TASK GOAL
Show, in full, each line of the data that contains "style".

TASK MATERIAL
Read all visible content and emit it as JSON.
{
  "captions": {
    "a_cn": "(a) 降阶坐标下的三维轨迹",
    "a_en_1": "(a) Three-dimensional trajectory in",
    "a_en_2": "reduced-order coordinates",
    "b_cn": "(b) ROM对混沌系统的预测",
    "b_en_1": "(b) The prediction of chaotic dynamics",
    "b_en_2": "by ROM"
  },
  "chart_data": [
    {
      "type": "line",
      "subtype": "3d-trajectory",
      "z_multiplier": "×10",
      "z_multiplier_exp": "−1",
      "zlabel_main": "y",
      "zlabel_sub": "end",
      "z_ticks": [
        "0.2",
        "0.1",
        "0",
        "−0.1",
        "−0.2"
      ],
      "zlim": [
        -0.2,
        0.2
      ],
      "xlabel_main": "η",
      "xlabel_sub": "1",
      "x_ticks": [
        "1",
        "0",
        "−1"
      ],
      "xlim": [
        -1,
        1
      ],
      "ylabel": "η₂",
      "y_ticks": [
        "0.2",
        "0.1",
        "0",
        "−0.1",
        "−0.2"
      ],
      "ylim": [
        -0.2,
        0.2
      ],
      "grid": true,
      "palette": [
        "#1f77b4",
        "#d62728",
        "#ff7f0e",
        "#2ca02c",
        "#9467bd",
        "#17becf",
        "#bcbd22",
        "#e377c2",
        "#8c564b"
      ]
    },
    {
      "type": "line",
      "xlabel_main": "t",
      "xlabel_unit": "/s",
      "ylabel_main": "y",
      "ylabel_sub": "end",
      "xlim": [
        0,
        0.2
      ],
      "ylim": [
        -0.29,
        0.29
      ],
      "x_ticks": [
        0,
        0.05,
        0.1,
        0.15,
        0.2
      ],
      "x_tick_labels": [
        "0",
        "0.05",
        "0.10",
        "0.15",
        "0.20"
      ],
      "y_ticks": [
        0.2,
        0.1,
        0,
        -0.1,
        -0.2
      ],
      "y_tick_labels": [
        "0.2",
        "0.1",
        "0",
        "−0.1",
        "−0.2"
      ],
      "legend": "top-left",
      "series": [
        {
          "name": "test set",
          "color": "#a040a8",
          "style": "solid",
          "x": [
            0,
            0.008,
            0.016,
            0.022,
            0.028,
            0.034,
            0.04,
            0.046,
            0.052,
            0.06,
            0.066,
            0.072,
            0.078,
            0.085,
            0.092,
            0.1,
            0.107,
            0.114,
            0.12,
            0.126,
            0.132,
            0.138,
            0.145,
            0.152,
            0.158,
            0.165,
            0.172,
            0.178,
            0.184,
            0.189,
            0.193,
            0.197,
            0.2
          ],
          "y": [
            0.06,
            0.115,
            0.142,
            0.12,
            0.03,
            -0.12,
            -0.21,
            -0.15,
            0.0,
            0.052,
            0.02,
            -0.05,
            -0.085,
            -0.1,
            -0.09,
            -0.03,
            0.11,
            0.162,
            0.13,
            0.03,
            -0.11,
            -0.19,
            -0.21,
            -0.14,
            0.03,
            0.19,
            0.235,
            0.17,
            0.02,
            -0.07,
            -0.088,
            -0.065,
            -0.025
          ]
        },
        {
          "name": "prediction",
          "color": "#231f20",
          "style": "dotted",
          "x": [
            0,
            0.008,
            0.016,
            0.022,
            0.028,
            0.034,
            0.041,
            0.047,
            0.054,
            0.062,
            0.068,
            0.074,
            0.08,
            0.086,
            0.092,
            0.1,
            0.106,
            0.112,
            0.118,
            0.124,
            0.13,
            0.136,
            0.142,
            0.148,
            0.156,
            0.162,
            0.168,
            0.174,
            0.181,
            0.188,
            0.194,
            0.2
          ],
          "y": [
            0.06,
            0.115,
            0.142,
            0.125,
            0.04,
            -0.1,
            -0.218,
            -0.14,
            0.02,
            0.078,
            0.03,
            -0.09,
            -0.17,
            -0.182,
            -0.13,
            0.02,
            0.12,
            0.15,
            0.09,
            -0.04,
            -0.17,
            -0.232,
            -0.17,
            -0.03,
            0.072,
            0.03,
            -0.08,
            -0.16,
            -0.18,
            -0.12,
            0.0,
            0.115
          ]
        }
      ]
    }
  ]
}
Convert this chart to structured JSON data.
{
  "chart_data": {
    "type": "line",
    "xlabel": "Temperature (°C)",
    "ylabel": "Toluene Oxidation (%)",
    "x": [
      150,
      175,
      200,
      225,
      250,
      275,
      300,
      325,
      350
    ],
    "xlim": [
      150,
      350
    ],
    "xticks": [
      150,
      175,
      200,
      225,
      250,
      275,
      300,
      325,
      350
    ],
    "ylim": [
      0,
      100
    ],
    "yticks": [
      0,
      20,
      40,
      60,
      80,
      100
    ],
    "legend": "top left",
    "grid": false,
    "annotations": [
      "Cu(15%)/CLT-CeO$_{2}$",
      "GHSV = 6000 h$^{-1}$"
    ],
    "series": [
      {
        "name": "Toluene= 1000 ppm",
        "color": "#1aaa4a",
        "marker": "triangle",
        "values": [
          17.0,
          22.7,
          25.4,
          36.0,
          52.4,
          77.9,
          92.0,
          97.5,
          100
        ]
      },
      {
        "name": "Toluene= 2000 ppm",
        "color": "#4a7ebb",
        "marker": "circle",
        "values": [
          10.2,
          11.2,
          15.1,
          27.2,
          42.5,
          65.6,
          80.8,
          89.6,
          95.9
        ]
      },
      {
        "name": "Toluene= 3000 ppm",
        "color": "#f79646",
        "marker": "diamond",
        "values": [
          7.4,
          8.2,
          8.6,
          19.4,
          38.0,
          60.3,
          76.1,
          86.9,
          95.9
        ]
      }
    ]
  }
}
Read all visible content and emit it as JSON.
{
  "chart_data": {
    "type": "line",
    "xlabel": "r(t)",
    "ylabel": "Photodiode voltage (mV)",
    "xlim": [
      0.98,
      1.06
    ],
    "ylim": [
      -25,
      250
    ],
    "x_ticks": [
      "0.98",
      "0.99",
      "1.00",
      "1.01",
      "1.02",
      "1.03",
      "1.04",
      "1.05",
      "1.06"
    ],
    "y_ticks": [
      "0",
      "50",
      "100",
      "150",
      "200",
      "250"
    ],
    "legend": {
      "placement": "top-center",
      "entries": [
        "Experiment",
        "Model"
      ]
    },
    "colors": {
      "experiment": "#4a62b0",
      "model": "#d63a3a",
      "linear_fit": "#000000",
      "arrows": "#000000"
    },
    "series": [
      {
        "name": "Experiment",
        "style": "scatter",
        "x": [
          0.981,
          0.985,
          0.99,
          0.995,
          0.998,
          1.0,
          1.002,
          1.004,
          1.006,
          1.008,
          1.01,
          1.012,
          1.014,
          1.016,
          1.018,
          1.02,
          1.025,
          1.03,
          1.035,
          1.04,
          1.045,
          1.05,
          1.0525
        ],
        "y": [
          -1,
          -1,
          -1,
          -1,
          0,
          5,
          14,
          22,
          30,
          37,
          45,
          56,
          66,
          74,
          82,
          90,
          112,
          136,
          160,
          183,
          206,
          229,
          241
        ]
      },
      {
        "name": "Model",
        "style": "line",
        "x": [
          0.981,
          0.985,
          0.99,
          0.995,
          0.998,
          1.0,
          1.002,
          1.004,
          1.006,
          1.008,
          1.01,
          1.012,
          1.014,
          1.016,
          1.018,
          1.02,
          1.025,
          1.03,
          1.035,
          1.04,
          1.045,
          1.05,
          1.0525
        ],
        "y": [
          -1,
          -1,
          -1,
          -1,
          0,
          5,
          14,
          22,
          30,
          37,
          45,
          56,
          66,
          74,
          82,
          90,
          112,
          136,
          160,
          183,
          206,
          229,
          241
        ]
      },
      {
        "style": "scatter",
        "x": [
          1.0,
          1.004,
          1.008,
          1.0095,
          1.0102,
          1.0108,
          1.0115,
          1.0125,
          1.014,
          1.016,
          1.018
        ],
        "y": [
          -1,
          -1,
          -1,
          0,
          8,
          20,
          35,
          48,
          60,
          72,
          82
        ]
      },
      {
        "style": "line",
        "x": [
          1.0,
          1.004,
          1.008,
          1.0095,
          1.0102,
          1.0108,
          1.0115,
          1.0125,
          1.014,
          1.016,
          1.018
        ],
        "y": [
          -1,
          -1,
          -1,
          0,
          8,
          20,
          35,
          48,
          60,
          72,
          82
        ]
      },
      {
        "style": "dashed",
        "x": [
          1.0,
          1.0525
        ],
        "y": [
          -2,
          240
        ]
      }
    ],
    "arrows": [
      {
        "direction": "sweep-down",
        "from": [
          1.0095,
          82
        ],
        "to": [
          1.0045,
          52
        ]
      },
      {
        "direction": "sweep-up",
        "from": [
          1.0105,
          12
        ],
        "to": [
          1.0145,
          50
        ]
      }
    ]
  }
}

EXERCISE RESULT
          "style": "solid",
          "style": "dotted",
        "style": "scatter",
        "style": "line",
        "style": "scatter",
        "style": "line",
        "style": "dashed",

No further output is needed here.